Stated problem 1:
Please arrange every line of the records below the review as a numbered list, skipping blank lines and leaving out the pictures.

Page text:
George Washington Blu-ray/DVD Review

0

92548_front

George Washington (2000)

Cast: 
Director: David Gordon Green
Country: USA
Genre: Drama
Official Site: Here

Editor’s Notes: George Washington is now available on Criterion Dual Format Blu-ray/DVD.

It’s a paradoxical body, the filmography of David Gordon Green, a collective that’s oft regarded as something in a near dependable state of decay.  Immediately peaking with George Washington or perhaps All the Real Girls, the theory goes, the director slowly fell victim to a clot of expectations and misgivings, eventually coming to favor illusorily safe narrative choices over the somewhat naïve, though no less poignant, rhapsodic lilts that typified his earliest works.  The idea here is that vocational experience is supposed to beget formal refinement, which in turn should beget expressional maturation.  But this criticism, like many other reductive exercises, is great with fault.  Envisioning a strictly linear interpretation of progress, the suggested notion posits a rather capsular view of how artists develop, ignoring, if not outright rejecting, the complexity and dynamicism of the individual.  While fiscal burdens and critical pressures may help to curtail some of their more audacious tendencies, a filmmaker is ultimately a multifarious and evolving entity – even, yes, a human being; to decry thematic or ambient shifts in their oeuvre is to assume motive, and moreover, romanticizes the notion of personal stagnancy.

Stated problem 2:
Name each field label in the review's credits block that begins with "Cast:".

Records supplied:
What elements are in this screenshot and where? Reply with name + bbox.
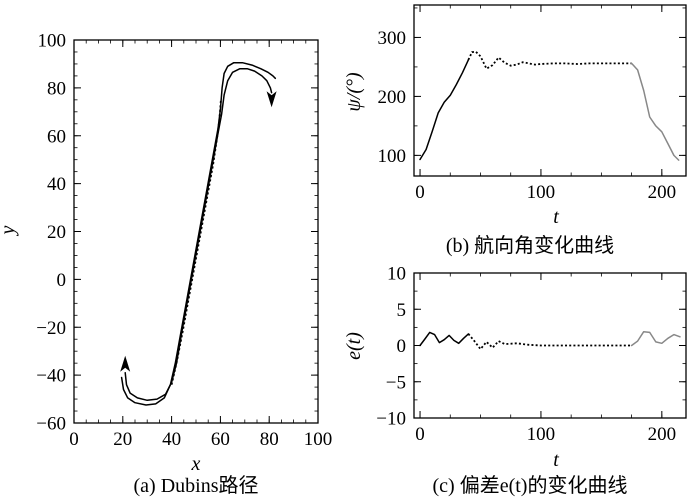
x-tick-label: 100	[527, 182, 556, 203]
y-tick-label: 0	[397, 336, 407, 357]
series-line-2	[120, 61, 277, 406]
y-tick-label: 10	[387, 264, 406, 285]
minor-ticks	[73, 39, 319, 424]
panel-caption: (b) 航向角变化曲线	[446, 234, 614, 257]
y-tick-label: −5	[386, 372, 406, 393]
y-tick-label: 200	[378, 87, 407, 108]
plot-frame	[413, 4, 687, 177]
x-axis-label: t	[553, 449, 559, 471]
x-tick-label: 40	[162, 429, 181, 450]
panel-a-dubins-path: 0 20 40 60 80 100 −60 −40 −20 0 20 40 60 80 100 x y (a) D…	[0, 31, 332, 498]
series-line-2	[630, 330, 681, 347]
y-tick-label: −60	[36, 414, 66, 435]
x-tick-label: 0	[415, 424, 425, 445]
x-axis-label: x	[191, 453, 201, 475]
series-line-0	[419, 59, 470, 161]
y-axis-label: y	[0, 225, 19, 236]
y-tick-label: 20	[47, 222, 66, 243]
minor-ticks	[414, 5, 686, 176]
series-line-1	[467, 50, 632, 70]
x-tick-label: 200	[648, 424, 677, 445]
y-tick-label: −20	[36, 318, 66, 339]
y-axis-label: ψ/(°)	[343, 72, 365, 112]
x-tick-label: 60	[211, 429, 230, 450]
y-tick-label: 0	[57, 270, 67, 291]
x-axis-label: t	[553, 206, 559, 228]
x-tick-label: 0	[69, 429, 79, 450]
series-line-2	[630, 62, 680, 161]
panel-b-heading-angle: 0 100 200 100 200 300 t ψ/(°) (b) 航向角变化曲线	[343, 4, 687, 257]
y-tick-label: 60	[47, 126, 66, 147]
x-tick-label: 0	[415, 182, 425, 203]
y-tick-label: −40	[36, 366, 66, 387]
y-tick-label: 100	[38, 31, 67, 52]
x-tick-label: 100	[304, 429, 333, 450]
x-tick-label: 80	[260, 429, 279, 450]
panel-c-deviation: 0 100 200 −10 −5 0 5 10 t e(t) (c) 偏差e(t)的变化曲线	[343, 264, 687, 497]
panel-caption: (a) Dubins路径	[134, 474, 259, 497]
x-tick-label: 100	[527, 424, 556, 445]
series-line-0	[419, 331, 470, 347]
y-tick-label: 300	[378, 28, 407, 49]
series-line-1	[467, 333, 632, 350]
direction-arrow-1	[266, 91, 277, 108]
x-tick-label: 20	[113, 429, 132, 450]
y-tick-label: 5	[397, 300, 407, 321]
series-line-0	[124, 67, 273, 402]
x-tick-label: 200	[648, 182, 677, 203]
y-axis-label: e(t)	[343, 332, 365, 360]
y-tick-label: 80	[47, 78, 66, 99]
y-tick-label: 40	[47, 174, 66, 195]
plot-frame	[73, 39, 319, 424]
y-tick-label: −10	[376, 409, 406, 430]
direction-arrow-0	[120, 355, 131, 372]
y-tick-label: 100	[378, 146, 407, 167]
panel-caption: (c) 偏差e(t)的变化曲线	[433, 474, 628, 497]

Task response 1:
1. What elements are in this screenshot and where? Reply with name + bbox.
2. x-tick-label: 100	[527, 182, 556, 203]
3. y-tick-label: 0	[397, 336, 407, 357]
4. series-line-2	[120, 61, 277, 406]
5. y-tick-label: 10	[387, 264, 406, 285]
6. minor-ticks	[73, 39, 319, 424]
7. panel-caption: (b) 航向角变化曲线	[446, 234, 614, 257]
8. y-tick-label: −5	[386, 372, 406, 393]
9. y-tick-label: 200	[378, 87, 407, 108]
10. plot-frame	[413, 4, 687, 177]
11. x-axis-label: t	[553, 449, 559, 471]
12. x-tick-label: 40	[162, 429, 181, 450]
13. panel-a-dubins-path: 0 20 40 60 80 100 −60 −40 −20 0 20 40 60 80 100 x y (a) D…	[0, 31, 332, 498]
14. series-line-2	[630, 330, 681, 347]
15. y-tick-label: −60	[36, 414, 66, 435]
16. x-tick-label: 0	[415, 424, 425, 445]
17. x-axis-label: x	[191, 453, 201, 475]
18. series-line-0	[419, 59, 470, 161]
19. y-axis-label: y	[0, 225, 19, 236]
20. y-tick-label: 20	[47, 222, 66, 243]
21. minor-ticks	[414, 5, 686, 176]
22. series-line-1	[467, 50, 632, 70]
23. x-tick-label: 200	[648, 424, 677, 445]
24. y-tick-label: −20	[36, 318, 66, 339]
25. y-axis-label: ψ/(°)	[343, 72, 365, 112]
26. x-tick-label: 60	[211, 429, 230, 450]
27. y-tick-label: 0	[57, 270, 67, 291]
28. x-axis-label: t	[553, 206, 559, 228]
29. x-tick-label: 0	[69, 429, 79, 450]
30. series-line-2	[630, 62, 680, 161]
31. panel-b-heading-angle: 0 100 200 100 200 300 t ψ/(°) (b) 航向角变化曲线	[343, 4, 687, 257]
32. y-tick-label: 60	[47, 126, 66, 147]
33. x-tick-label: 0	[415, 182, 425, 203]
34. y-tick-label: −40	[36, 366, 66, 387]
35. y-tick-label: 100	[38, 31, 67, 52]
36. x-tick-label: 100	[304, 429, 333, 450]
37. x-tick-label: 80	[260, 429, 279, 450]
38. panel-c-deviation: 0 100 200 −10 −5 0 5 10 t e(t) (c) 偏差e(t)的变化曲线	[343, 264, 687, 497]
39. panel-caption: (a) Dubins路径	[134, 474, 259, 497]
40. x-tick-label: 100	[527, 424, 556, 445]
41. series-line-0	[419, 331, 470, 347]
42. y-tick-label: 300	[378, 28, 407, 49]
43. series-line-1	[467, 333, 632, 350]
44. direction-arrow-1	[266, 91, 277, 108]
45. x-tick-label: 20	[113, 429, 132, 450]
46. y-tick-label: 5	[397, 300, 407, 321]
47. series-line-0	[124, 67, 273, 402]
48. x-tick-label: 200	[648, 182, 677, 203]
49. y-axis-label: e(t)	[343, 332, 365, 360]
50. y-tick-label: 80	[47, 78, 66, 99]
51. y-tick-label: 40	[47, 174, 66, 195]
52. plot-frame	[73, 39, 319, 424]
53. y-tick-label: −10	[376, 409, 406, 430]
54. direction-arrow-0	[120, 355, 131, 372]
55. y-tick-label: 100	[378, 146, 407, 167]
56. panel-caption: (c) 偏差e(t)的变化曲线	[433, 474, 628, 497]

Task response 2:
Cast, Director, Country, Genre, Official Site